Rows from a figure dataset
--------------------------------------------------

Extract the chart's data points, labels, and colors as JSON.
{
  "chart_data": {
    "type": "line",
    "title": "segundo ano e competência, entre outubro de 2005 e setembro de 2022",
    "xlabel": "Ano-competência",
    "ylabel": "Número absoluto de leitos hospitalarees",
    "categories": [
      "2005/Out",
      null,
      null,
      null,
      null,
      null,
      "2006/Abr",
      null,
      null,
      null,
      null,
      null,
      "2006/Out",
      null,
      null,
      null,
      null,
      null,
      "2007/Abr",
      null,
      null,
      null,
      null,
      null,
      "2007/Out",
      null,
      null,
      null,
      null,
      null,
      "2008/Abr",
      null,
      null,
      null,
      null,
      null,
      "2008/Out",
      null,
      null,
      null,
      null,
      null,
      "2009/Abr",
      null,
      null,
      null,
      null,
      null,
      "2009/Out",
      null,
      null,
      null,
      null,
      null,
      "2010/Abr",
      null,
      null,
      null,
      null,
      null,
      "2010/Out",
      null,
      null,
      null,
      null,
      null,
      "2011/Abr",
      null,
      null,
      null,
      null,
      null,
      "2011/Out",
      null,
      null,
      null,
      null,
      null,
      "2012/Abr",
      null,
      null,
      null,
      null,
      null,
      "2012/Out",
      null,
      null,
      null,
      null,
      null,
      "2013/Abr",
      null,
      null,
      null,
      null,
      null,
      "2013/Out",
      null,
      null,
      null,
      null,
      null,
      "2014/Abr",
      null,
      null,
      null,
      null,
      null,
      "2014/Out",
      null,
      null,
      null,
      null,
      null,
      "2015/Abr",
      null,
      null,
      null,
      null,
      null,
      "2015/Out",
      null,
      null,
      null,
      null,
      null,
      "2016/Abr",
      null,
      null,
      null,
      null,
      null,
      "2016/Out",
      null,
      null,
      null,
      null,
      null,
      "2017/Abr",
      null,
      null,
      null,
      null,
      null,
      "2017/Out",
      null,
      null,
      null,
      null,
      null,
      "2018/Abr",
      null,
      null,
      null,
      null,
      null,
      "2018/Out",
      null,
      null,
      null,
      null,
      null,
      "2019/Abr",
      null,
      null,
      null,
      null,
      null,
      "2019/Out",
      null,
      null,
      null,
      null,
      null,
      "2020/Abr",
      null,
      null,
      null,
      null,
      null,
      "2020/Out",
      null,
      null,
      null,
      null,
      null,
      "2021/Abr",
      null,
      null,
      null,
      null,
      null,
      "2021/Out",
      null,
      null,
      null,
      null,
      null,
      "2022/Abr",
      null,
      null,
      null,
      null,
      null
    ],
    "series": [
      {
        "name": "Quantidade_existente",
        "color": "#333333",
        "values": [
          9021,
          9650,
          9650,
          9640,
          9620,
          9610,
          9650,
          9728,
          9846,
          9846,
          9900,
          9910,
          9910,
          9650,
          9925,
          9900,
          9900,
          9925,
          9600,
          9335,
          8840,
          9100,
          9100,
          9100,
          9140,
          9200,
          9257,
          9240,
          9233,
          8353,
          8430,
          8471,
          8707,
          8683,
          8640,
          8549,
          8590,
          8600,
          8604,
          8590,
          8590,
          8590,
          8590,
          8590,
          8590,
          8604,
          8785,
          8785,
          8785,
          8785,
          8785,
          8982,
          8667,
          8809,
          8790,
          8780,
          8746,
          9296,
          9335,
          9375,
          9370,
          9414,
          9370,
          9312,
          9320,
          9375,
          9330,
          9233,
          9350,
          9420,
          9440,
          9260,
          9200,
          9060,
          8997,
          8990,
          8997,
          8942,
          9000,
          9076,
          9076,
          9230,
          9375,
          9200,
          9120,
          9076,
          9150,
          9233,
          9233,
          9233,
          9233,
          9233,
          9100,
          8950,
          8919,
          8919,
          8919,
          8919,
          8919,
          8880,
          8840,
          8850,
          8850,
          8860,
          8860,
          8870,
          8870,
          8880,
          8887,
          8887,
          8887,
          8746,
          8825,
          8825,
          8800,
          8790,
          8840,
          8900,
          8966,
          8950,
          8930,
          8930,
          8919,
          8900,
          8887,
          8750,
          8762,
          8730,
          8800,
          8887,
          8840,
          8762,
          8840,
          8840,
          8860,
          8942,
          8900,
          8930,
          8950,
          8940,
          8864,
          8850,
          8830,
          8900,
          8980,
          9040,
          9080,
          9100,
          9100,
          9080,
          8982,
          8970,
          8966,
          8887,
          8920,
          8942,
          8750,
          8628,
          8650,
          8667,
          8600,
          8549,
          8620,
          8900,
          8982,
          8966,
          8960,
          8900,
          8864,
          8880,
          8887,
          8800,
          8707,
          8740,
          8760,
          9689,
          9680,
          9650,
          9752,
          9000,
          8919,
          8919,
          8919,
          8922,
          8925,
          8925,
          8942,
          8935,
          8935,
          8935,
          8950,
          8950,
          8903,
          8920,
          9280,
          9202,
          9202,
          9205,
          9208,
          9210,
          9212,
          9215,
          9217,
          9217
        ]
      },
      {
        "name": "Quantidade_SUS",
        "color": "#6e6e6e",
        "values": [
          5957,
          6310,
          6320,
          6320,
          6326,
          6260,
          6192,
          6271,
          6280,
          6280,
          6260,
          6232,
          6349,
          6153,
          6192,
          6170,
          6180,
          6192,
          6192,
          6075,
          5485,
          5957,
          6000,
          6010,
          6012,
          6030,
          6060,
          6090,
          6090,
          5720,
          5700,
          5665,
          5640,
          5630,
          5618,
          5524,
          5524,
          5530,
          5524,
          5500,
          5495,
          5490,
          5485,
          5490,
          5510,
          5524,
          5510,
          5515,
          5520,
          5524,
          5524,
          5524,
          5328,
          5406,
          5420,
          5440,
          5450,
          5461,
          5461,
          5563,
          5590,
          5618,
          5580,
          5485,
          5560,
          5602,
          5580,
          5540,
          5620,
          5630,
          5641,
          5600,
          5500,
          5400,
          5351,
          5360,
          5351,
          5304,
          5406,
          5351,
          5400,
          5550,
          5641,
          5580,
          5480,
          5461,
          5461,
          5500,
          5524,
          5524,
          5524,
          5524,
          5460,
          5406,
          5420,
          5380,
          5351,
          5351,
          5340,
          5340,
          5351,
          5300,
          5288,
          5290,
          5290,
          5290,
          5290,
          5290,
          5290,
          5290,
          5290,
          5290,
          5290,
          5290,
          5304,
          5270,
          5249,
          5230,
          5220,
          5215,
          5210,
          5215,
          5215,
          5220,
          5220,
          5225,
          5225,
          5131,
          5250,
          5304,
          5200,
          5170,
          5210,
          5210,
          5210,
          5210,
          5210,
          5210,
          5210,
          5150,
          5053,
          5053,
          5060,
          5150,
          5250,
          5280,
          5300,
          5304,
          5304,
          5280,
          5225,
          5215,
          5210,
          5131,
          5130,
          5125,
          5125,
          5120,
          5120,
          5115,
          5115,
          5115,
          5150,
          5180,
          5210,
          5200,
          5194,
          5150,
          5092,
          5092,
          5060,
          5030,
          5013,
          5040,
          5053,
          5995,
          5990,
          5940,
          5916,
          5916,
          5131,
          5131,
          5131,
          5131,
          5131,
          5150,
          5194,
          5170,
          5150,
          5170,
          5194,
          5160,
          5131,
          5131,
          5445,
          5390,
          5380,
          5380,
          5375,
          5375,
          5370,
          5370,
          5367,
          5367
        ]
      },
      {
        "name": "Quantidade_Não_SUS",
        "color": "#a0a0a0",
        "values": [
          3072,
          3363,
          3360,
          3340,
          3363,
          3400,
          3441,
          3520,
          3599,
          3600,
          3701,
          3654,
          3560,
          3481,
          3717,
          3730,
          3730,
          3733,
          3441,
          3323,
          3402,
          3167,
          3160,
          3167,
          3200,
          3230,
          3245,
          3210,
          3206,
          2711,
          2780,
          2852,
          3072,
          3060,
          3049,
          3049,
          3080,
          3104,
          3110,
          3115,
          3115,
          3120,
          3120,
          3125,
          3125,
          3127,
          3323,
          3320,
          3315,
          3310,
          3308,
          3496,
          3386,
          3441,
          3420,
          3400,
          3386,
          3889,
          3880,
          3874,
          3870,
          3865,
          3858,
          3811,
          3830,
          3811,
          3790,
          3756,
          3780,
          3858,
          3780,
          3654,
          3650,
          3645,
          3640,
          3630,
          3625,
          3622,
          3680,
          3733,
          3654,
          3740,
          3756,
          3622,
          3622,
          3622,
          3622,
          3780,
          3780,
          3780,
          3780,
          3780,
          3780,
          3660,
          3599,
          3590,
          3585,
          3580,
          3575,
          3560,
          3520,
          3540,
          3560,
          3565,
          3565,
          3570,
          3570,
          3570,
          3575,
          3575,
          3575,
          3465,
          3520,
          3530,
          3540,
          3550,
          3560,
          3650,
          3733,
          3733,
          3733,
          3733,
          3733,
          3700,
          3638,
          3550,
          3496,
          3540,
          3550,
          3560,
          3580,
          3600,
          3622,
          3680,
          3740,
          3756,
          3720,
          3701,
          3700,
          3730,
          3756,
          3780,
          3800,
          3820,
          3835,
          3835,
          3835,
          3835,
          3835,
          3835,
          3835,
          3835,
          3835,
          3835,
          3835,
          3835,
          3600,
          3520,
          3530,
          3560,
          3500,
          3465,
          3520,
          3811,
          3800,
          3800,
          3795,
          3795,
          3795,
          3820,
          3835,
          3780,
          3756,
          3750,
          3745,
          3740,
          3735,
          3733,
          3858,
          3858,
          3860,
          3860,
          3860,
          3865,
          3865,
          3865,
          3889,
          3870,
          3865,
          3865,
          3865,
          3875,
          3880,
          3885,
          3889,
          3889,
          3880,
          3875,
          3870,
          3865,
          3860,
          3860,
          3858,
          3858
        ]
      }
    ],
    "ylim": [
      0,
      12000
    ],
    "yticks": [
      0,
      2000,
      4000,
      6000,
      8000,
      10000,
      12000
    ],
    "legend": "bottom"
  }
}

--------------------------------------------------

Copy out every line in the entries above that holds "name".

Task response |
        "name": "Quantidade_existente",
        "name": "Quantidade_SUS",
        "name": "Quantidade_Não_SUS",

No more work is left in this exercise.